Locate every line in the records below that contains the word "this", and copy each one.

-- start RECORDS SUPPLIED --

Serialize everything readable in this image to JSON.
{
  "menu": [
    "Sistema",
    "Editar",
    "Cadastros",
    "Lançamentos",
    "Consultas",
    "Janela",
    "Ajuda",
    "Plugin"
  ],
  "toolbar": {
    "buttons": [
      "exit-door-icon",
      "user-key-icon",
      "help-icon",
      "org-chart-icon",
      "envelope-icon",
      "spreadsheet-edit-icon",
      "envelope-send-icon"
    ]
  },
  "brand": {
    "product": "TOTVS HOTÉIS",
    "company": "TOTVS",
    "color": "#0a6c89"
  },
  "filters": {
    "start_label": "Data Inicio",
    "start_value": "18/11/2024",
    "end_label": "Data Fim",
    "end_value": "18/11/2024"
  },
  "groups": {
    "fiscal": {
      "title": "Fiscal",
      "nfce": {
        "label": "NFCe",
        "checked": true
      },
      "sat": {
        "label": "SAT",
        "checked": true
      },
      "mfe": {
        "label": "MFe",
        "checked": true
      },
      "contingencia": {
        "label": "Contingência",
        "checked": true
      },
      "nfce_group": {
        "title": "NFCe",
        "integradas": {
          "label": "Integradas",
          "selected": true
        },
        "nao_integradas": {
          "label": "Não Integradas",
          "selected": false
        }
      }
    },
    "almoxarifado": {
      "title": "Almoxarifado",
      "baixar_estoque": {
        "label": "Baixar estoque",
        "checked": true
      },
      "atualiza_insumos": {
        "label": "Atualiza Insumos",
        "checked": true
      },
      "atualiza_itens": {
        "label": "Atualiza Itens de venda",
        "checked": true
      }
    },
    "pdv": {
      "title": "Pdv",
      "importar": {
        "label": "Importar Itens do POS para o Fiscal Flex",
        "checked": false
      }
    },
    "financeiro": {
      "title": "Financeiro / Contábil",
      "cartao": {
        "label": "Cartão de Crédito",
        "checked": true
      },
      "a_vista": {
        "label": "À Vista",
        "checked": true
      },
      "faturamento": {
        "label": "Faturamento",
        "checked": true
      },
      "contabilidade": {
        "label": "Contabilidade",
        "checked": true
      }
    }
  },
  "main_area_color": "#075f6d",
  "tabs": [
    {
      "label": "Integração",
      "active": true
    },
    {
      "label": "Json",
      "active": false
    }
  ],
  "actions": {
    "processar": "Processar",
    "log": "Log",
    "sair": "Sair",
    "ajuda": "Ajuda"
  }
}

-- end RECORDS SUPPLIED --
-- start RECORDS SUPPLIED --

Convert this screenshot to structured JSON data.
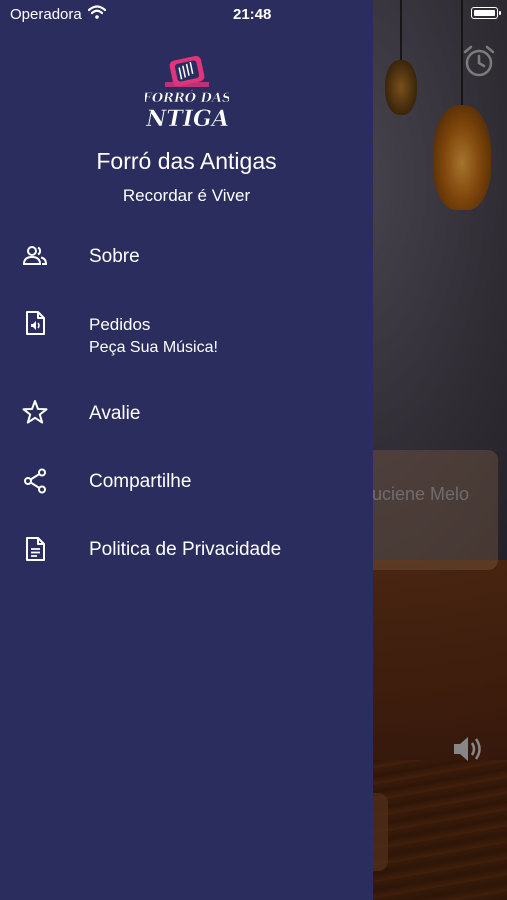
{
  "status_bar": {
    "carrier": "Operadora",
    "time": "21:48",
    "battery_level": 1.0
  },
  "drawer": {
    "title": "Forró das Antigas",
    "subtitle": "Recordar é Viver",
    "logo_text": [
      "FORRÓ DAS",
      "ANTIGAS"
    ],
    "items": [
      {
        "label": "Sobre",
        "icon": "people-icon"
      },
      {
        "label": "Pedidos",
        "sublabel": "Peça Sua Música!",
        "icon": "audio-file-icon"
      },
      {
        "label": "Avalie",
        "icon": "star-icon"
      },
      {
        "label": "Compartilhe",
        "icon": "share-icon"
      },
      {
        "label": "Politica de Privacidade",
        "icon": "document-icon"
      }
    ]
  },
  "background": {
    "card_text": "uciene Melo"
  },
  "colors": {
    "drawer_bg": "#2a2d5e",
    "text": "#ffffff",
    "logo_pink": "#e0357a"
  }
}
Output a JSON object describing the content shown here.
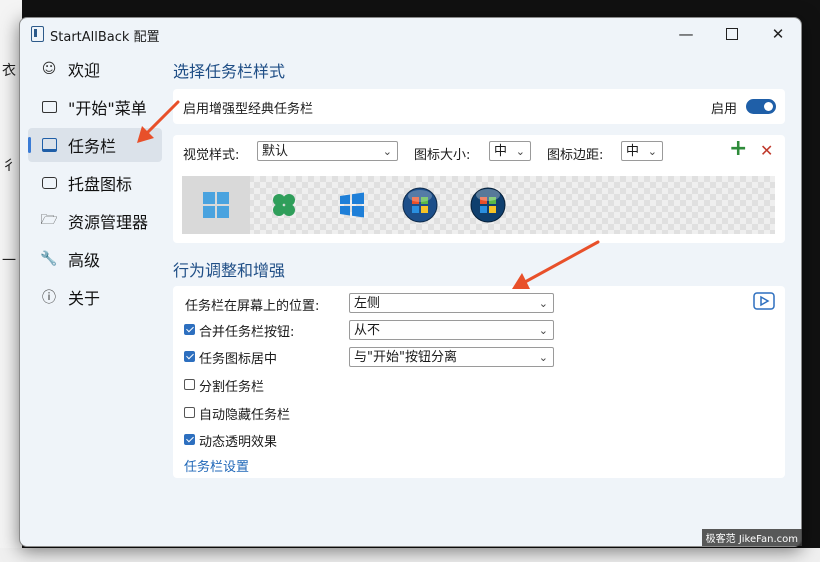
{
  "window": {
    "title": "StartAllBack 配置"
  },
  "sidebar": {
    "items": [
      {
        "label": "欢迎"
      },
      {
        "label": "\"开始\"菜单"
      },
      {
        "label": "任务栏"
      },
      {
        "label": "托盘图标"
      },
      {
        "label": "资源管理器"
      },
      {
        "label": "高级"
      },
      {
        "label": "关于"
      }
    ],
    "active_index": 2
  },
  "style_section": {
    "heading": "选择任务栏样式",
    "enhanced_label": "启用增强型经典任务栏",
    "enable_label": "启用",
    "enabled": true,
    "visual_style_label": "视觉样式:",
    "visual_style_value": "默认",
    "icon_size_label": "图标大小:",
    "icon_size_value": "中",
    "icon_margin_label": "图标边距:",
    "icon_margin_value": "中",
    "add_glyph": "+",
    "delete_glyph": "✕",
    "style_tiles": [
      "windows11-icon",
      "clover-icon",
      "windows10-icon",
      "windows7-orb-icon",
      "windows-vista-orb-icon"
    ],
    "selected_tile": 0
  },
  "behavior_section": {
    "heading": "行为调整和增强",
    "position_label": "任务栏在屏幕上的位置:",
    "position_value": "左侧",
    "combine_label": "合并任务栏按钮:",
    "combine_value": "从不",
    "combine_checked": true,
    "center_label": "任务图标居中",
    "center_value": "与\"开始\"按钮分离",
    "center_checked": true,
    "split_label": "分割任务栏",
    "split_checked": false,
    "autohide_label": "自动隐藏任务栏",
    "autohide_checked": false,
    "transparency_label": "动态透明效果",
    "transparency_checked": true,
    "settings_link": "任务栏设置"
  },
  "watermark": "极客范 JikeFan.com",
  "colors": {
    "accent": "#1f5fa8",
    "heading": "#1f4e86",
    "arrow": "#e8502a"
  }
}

-- end RECORDS SUPPLIED --

_ANSWER FOR THE TASK_
Serialize everything readable in this image to JSON.
Convert this screenshot to structured JSON data.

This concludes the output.